» **Dataset excerpts**
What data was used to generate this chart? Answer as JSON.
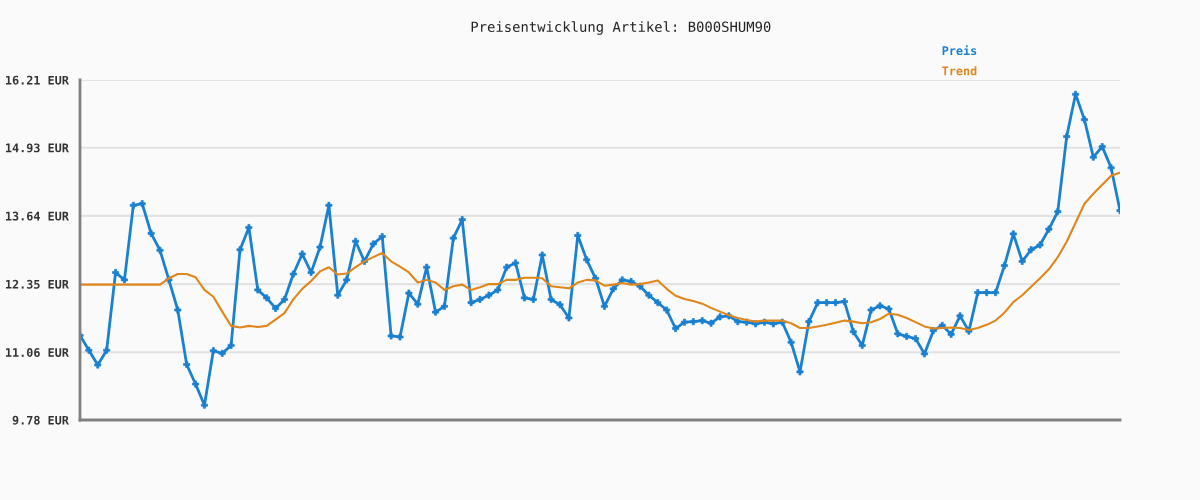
{
  "chart_data": {
    "type": "line",
    "title": "Preisentwicklung Artikel: B000SHUM90",
    "categories": [
      null,
      null,
      null,
      null,
      null,
      null,
      null,
      null,
      null,
      null,
      null,
      null,
      null,
      null,
      null,
      null,
      null,
      null,
      null,
      null,
      null,
      null,
      null,
      null,
      null,
      null,
      null,
      null,
      null,
      null,
      null,
      null,
      null,
      null,
      null,
      null,
      null,
      null,
      null,
      null,
      null,
      null,
      null,
      null,
      null,
      null,
      null,
      null,
      null,
      null,
      null,
      null,
      null,
      null,
      null,
      null,
      null,
      null,
      null,
      null,
      null,
      null,
      null,
      null,
      null,
      null,
      null,
      null,
      null,
      null,
      null,
      null,
      null,
      null,
      null,
      null,
      null,
      null,
      null,
      null,
      null,
      null,
      null,
      null,
      null,
      null,
      null,
      null,
      null,
      null,
      null,
      null,
      null,
      null,
      null,
      null,
      null,
      null,
      null,
      null,
      null,
      null,
      null,
      null,
      null,
      null,
      null,
      null,
      null,
      null,
      null,
      null,
      null,
      null,
      null,
      null,
      null,
      null
    ],
    "series": [
      {
        "name": "Preis",
        "color": "#1a80d0",
        "marker": "cross",
        "values": [
          11.38,
          11.1,
          10.82,
          11.1,
          12.57,
          12.43,
          13.84,
          13.87,
          13.31,
          12.99,
          12.43,
          11.86,
          10.83,
          10.46,
          10.06,
          11.09,
          11.04,
          11.19,
          13.0,
          13.42,
          12.24,
          12.09,
          11.89,
          12.06,
          12.54,
          12.92,
          12.57,
          13.05,
          13.84,
          12.14,
          12.43,
          13.16,
          12.78,
          13.11,
          13.25,
          11.37,
          11.35,
          12.18,
          11.97,
          12.67,
          11.82,
          11.93,
          13.22,
          13.57,
          12.0,
          12.06,
          12.14,
          12.24,
          12.67,
          12.75,
          12.09,
          12.06,
          12.9,
          12.06,
          11.96,
          11.71,
          13.27,
          12.81,
          12.46,
          11.93,
          12.26,
          12.43,
          12.4,
          12.31,
          12.14,
          12.0,
          11.86,
          11.51,
          11.63,
          11.64,
          11.66,
          11.61,
          11.73,
          11.75,
          11.64,
          11.63,
          11.6,
          11.63,
          11.6,
          11.63,
          11.25,
          10.69,
          11.64,
          12.0,
          12.0,
          12.0,
          12.02,
          11.45,
          11.19,
          11.86,
          11.94,
          11.88,
          11.41,
          11.36,
          11.32,
          11.03,
          11.47,
          11.57,
          11.4,
          11.75,
          11.46,
          12.19,
          12.19,
          12.19,
          12.7,
          13.3,
          12.78,
          13.0,
          13.09,
          13.39,
          13.72,
          15.14,
          15.94,
          15.46,
          14.75,
          14.95,
          14.55,
          13.74
        ]
      },
      {
        "name": "Trend",
        "color": "#e0861a",
        "values": [
          12.34,
          12.34,
          12.34,
          12.34,
          12.34,
          12.34,
          12.34,
          12.34,
          12.34,
          12.34,
          12.46,
          12.54,
          12.54,
          12.48,
          12.24,
          12.11,
          11.83,
          11.56,
          11.53,
          11.56,
          11.54,
          11.56,
          11.68,
          11.8,
          12.06,
          12.26,
          12.41,
          12.59,
          12.67,
          12.53,
          12.55,
          12.67,
          12.78,
          12.86,
          12.94,
          12.78,
          12.68,
          12.57,
          12.38,
          12.43,
          12.38,
          12.24,
          12.31,
          12.34,
          12.24,
          12.29,
          12.35,
          12.35,
          12.43,
          12.43,
          12.47,
          12.47,
          12.46,
          12.31,
          12.29,
          12.27,
          12.38,
          12.43,
          12.42,
          12.32,
          12.34,
          12.37,
          12.34,
          12.35,
          12.38,
          12.42,
          12.26,
          12.13,
          12.07,
          12.03,
          11.98,
          11.9,
          11.83,
          11.76,
          11.71,
          11.67,
          11.64,
          11.66,
          11.66,
          11.66,
          11.61,
          11.52,
          11.52,
          11.55,
          11.58,
          11.62,
          11.66,
          11.64,
          11.61,
          11.63,
          11.69,
          11.79,
          11.77,
          11.71,
          11.63,
          11.55,
          11.51,
          11.52,
          11.53,
          11.52,
          11.48,
          11.52,
          11.58,
          11.66,
          11.81,
          12.01,
          12.14,
          12.3,
          12.46,
          12.63,
          12.86,
          13.15,
          13.51,
          13.87,
          14.06,
          14.23,
          14.4,
          14.46
        ]
      }
    ],
    "ylim": [
      9.78,
      16.21
    ],
    "yticks": [
      {
        "value": 9.78,
        "label": "9.78 EUR"
      },
      {
        "value": 11.06,
        "label": "11.06 EUR"
      },
      {
        "value": 12.35,
        "label": "12.35 EUR"
      },
      {
        "value": 13.64,
        "label": "13.64 EUR"
      },
      {
        "value": 14.93,
        "label": "14.93 EUR"
      },
      {
        "value": 16.21,
        "label": "16.21 EUR"
      }
    ],
    "grid": "y",
    "legend": "top right",
    "tick_labels": "y",
    "line_style": "solid"
  }
}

» **What is expected**
Drop the pictures and reproduce the rest of the entries above exactly.

» **Finished task**
What data was used to generate this chart? Answer as JSON.
{
  "chart_data": {
    "type": "line",
    "title": "Preisentwicklung Artikel: B000SHUM90",
    "categories": [
      null,
      null,
      null,
      null,
      null,
      null,
      null,
      null,
      null,
      null,
      null,
      null,
      null,
      null,
      null,
      null,
      null,
      null,
      null,
      null,
      null,
      null,
      null,
      null,
      null,
      null,
      null,
      null,
      null,
      null,
      null,
      null,
      null,
      null,
      null,
      null,
      null,
      null,
      null,
      null,
      null,
      null,
      null,
      null,
      null,
      null,
      null,
      null,
      null,
      null,
      null,
      null,
      null,
      null,
      null,
      null,
      null,
      null,
      null,
      null,
      null,
      null,
      null,
      null,
      null,
      null,
      null,
      null,
      null,
      null,
      null,
      null,
      null,
      null,
      null,
      null,
      null,
      null,
      null,
      null,
      null,
      null,
      null,
      null,
      null,
      null,
      null,
      null,
      null,
      null,
      null,
      null,
      null,
      null,
      null,
      null,
      null,
      null,
      null,
      null,
      null,
      null,
      null,
      null,
      null,
      null,
      null,
      null,
      null,
      null,
      null,
      null,
      null,
      null,
      null,
      null,
      null,
      null
    ],
    "series": [
      {
        "name": "Preis",
        "color": "#1a80d0",
        "marker": "cross",
        "values": [
          11.38,
          11.1,
          10.82,
          11.1,
          12.57,
          12.43,
          13.84,
          13.87,
          13.31,
          12.99,
          12.43,
          11.86,
          10.83,
          10.46,
          10.06,
          11.09,
          11.04,
          11.19,
          13.0,
          13.42,
          12.24,
          12.09,
          11.89,
          12.06,
          12.54,
          12.92,
          12.57,
          13.05,
          13.84,
          12.14,
          12.43,
          13.16,
          12.78,
          13.11,
          13.25,
          11.37,
          11.35,
          12.18,
          11.97,
          12.67,
          11.82,
          11.93,
          13.22,
          13.57,
          12.0,
          12.06,
          12.14,
          12.24,
          12.67,
          12.75,
          12.09,
          12.06,
          12.9,
          12.06,
          11.96,
          11.71,
          13.27,
          12.81,
          12.46,
          11.93,
          12.26,
          12.43,
          12.4,
          12.31,
          12.14,
          12.0,
          11.86,
          11.51,
          11.63,
          11.64,
          11.66,
          11.61,
          11.73,
          11.75,
          11.64,
          11.63,
          11.6,
          11.63,
          11.6,
          11.63,
          11.25,
          10.69,
          11.64,
          12.0,
          12.0,
          12.0,
          12.02,
          11.45,
          11.19,
          11.86,
          11.94,
          11.88,
          11.41,
          11.36,
          11.32,
          11.03,
          11.47,
          11.57,
          11.4,
          11.75,
          11.46,
          12.19,
          12.19,
          12.19,
          12.7,
          13.3,
          12.78,
          13.0,
          13.09,
          13.39,
          13.72,
          15.14,
          15.94,
          15.46,
          14.75,
          14.95,
          14.55,
          13.74
        ]
      },
      {
        "name": "Trend",
        "color": "#e0861a",
        "values": [
          12.34,
          12.34,
          12.34,
          12.34,
          12.34,
          12.34,
          12.34,
          12.34,
          12.34,
          12.34,
          12.46,
          12.54,
          12.54,
          12.48,
          12.24,
          12.11,
          11.83,
          11.56,
          11.53,
          11.56,
          11.54,
          11.56,
          11.68,
          11.8,
          12.06,
          12.26,
          12.41,
          12.59,
          12.67,
          12.53,
          12.55,
          12.67,
          12.78,
          12.86,
          12.94,
          12.78,
          12.68,
          12.57,
          12.38,
          12.43,
          12.38,
          12.24,
          12.31,
          12.34,
          12.24,
          12.29,
          12.35,
          12.35,
          12.43,
          12.43,
          12.47,
          12.47,
          12.46,
          12.31,
          12.29,
          12.27,
          12.38,
          12.43,
          12.42,
          12.32,
          12.34,
          12.37,
          12.34,
          12.35,
          12.38,
          12.42,
          12.26,
          12.13,
          12.07,
          12.03,
          11.98,
          11.9,
          11.83,
          11.76,
          11.71,
          11.67,
          11.64,
          11.66,
          11.66,
          11.66,
          11.61,
          11.52,
          11.52,
          11.55,
          11.58,
          11.62,
          11.66,
          11.64,
          11.61,
          11.63,
          11.69,
          11.79,
          11.77,
          11.71,
          11.63,
          11.55,
          11.51,
          11.52,
          11.53,
          11.52,
          11.48,
          11.52,
          11.58,
          11.66,
          11.81,
          12.01,
          12.14,
          12.3,
          12.46,
          12.63,
          12.86,
          13.15,
          13.51,
          13.87,
          14.06,
          14.23,
          14.4,
          14.46
        ]
      }
    ],
    "ylim": [
      9.78,
      16.21
    ],
    "yticks": [
      {
        "value": 9.78,
        "label": "9.78 EUR"
      },
      {
        "value": 11.06,
        "label": "11.06 EUR"
      },
      {
        "value": 12.35,
        "label": "12.35 EUR"
      },
      {
        "value": 13.64,
        "label": "13.64 EUR"
      },
      {
        "value": 14.93,
        "label": "14.93 EUR"
      },
      {
        "value": 16.21,
        "label": "16.21 EUR"
      }
    ],
    "grid": "y",
    "legend": "top right",
    "tick_labels": "y",
    "line_style": "solid"
  }
}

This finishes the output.